Objective: List all lines of the data containing the word "text".

Data entries:
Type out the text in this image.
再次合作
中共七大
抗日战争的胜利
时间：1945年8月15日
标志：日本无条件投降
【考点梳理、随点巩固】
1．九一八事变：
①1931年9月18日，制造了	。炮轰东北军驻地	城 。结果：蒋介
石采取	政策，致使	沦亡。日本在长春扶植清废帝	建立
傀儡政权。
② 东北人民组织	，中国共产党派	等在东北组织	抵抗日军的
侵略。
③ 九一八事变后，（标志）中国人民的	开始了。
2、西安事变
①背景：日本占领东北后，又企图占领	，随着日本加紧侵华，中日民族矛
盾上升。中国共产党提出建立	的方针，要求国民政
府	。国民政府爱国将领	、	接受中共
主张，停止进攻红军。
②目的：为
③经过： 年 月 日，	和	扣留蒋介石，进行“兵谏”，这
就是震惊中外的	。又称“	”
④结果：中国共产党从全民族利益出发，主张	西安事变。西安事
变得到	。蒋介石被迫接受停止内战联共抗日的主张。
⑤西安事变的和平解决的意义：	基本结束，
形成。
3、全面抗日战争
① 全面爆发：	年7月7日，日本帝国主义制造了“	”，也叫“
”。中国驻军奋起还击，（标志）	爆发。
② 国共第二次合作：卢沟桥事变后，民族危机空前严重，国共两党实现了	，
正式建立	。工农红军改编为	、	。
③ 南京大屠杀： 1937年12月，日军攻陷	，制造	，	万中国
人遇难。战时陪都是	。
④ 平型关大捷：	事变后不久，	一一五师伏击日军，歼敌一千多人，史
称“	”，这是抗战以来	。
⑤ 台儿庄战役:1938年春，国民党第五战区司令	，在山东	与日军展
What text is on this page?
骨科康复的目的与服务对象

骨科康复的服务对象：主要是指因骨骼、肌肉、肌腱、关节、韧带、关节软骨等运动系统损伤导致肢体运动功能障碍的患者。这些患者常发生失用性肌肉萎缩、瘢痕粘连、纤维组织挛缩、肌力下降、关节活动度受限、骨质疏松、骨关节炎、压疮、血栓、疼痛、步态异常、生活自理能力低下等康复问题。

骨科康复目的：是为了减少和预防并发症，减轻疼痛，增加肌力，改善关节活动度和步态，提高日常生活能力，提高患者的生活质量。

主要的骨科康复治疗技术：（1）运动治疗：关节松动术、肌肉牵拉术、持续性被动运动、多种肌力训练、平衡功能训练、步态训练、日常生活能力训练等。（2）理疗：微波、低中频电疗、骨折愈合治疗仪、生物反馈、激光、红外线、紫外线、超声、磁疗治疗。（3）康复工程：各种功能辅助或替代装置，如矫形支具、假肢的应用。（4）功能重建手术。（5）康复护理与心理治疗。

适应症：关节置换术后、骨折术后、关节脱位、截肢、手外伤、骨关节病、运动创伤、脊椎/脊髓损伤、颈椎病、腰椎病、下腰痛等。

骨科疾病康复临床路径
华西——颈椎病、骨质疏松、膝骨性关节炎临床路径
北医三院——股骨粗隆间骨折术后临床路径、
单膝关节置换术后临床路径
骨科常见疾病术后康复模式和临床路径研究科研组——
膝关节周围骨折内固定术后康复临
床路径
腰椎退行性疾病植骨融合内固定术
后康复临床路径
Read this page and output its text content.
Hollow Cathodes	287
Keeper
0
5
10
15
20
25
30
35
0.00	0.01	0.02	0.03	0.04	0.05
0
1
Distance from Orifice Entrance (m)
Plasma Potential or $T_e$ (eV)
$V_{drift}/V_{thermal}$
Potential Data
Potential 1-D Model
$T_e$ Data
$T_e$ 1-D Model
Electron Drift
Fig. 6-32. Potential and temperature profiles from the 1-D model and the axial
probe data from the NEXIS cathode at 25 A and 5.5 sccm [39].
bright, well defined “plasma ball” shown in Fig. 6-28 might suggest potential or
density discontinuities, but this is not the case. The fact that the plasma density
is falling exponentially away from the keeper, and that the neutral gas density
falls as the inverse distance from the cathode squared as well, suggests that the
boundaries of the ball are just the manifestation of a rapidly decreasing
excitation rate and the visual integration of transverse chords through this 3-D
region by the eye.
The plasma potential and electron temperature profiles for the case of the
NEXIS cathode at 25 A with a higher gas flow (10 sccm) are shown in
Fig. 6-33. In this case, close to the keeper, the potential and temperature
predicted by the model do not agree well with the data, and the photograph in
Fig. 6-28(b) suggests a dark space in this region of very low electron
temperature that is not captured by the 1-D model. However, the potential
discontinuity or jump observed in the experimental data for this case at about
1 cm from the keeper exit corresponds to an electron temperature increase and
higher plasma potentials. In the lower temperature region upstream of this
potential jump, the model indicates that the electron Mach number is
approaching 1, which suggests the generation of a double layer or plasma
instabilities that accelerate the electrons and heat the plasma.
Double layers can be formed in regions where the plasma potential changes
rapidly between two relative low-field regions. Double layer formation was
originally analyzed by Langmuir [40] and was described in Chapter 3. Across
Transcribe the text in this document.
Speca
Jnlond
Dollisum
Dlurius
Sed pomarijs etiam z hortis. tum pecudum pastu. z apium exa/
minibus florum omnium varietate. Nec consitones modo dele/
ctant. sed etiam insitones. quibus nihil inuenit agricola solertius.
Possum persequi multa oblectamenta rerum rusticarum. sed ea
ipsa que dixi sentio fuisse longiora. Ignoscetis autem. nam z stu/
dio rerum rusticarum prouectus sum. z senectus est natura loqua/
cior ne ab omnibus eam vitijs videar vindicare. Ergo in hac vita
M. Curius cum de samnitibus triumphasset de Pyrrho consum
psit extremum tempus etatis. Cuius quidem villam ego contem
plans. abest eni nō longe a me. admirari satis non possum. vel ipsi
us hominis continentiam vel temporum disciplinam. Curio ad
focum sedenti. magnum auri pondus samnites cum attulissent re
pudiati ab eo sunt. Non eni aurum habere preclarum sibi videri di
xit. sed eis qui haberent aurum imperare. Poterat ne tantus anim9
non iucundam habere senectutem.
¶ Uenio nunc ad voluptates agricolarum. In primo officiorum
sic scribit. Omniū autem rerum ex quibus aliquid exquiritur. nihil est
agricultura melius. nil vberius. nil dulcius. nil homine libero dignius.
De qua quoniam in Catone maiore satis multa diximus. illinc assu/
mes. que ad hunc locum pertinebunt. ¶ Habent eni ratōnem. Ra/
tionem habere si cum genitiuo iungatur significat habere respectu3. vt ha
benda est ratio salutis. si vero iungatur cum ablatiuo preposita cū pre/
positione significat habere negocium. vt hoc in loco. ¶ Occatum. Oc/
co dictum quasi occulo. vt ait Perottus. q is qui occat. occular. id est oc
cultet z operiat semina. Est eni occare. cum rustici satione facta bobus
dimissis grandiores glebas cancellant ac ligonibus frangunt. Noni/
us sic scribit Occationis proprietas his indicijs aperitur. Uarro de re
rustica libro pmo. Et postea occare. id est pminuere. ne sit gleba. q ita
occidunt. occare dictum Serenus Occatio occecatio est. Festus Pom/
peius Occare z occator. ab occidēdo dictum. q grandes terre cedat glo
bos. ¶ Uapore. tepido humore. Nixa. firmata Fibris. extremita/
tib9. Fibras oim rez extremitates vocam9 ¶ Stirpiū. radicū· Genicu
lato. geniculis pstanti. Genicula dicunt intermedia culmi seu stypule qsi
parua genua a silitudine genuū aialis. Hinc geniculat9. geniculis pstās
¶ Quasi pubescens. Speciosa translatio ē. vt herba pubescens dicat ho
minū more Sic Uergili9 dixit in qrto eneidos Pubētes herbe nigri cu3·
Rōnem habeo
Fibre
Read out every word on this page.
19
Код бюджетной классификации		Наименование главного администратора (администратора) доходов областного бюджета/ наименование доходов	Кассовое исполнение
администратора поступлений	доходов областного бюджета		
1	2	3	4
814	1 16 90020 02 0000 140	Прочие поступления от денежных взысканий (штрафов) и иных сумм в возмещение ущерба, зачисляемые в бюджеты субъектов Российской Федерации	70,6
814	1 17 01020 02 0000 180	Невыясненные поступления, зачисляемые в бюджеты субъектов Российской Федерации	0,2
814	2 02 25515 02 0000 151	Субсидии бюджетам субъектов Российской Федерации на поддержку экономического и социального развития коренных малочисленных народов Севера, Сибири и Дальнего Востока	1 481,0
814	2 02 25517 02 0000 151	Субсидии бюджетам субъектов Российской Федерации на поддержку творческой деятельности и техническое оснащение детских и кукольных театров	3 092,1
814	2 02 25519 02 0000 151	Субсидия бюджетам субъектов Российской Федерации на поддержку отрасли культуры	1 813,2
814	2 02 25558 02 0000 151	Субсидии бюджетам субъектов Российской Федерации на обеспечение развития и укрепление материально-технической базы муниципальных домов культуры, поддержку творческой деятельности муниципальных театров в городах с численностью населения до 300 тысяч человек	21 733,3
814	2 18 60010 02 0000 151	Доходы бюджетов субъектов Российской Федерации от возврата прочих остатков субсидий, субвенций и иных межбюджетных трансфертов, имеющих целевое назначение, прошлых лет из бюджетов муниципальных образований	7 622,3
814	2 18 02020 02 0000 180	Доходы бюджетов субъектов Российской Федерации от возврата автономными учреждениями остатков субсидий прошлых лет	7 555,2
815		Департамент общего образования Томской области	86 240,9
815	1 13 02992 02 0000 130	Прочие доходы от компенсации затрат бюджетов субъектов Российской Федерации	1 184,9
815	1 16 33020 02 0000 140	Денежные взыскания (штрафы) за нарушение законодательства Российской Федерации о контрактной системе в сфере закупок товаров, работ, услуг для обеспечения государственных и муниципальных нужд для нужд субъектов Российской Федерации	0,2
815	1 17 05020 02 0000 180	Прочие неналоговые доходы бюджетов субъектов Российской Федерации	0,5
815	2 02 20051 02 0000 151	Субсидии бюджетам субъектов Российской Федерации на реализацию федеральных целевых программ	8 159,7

Solution below:
Type out the text in this image.
What text is on this page?
Read this page and output its text content.
Transcribe the text in this document.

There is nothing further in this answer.